*Instructions to follow*. Copy out all lines with the word "frac" in them.

*Data for this task*.
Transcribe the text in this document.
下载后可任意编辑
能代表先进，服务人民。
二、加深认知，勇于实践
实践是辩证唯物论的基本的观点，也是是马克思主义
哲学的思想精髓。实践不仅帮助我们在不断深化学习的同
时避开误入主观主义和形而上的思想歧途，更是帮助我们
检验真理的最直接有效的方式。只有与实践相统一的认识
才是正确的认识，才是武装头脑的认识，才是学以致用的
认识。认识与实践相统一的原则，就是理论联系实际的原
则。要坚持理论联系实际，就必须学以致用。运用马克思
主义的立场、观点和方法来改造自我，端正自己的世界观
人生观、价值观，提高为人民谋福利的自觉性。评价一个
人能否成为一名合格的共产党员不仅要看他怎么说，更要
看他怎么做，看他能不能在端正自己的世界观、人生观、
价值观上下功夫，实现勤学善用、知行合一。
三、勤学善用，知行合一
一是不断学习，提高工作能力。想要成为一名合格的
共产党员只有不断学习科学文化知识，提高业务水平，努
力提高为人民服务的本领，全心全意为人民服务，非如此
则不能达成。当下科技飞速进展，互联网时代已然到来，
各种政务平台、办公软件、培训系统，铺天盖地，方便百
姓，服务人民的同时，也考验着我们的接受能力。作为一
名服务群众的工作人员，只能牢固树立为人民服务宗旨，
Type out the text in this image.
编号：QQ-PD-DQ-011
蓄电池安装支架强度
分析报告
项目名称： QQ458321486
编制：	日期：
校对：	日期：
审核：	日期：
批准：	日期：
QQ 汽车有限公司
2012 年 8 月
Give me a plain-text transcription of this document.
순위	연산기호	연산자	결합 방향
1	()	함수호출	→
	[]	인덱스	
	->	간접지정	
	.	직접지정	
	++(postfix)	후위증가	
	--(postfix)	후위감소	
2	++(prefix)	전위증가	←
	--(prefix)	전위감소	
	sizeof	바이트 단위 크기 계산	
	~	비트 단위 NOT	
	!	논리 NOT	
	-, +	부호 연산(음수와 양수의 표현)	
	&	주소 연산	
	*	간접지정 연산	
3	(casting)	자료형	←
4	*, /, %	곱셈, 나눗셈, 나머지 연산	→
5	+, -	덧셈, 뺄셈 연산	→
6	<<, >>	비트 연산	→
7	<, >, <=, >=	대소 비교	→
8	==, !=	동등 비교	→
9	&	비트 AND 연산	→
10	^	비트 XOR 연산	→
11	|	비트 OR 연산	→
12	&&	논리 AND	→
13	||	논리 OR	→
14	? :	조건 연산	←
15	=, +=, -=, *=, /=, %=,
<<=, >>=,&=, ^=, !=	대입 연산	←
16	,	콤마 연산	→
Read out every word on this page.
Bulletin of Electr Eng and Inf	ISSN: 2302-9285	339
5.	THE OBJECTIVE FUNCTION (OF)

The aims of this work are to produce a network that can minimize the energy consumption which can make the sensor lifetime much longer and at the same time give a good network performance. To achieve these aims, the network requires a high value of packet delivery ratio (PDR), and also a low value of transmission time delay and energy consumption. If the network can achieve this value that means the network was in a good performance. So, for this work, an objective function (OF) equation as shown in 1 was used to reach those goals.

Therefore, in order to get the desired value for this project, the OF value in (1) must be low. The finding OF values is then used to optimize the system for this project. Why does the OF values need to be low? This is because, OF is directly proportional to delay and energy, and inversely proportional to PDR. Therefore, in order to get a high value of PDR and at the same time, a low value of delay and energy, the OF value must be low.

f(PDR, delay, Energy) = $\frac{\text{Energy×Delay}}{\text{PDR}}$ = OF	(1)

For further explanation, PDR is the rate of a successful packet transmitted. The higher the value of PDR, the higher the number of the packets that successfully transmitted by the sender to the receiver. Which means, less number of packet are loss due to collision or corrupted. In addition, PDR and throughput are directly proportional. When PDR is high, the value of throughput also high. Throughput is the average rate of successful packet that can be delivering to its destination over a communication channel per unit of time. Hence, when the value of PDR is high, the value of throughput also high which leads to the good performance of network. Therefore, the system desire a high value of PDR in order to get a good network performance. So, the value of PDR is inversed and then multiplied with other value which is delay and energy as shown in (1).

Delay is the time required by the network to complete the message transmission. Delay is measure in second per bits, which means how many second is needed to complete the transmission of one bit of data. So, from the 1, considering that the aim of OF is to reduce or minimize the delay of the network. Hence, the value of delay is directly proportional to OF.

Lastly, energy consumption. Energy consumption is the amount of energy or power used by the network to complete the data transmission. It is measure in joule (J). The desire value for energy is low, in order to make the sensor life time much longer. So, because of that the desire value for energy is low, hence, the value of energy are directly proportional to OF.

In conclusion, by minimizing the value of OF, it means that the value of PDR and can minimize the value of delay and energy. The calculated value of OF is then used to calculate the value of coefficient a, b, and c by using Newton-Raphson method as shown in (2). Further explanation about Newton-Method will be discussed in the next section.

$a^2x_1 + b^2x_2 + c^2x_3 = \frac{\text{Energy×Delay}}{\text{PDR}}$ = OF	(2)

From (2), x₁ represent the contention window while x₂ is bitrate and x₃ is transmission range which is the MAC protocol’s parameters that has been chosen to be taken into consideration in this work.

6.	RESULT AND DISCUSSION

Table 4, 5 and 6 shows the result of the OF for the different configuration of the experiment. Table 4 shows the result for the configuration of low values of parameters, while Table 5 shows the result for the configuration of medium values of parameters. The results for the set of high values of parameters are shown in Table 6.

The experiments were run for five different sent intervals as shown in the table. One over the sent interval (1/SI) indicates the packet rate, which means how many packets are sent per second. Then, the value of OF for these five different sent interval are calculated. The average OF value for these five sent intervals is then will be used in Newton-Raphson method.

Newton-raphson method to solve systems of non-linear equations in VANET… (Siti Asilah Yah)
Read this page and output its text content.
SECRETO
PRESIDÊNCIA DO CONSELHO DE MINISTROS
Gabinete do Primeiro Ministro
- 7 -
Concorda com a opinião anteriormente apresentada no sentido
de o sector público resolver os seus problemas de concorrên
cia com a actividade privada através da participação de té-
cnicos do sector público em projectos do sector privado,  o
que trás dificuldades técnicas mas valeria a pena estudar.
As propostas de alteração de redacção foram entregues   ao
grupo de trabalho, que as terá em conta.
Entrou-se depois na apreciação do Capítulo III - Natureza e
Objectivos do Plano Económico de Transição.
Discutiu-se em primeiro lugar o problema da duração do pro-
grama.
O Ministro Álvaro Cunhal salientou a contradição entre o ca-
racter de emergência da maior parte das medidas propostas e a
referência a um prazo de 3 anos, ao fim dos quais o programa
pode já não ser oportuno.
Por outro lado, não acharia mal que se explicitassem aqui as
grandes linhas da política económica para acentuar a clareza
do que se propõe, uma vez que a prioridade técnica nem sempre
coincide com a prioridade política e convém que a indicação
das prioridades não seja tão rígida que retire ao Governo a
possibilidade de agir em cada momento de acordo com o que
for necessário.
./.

*The response*.
f(PDR, delay, Energy) = $\frac{\text{Energy×Delay}}{\text{PDR}}$ = OF	(1)
$a^2x_1 + b^2x_2 + c^2x_3 = \frac{\text{Energy×Delay}}{\text{PDR}}$ = OF	(2)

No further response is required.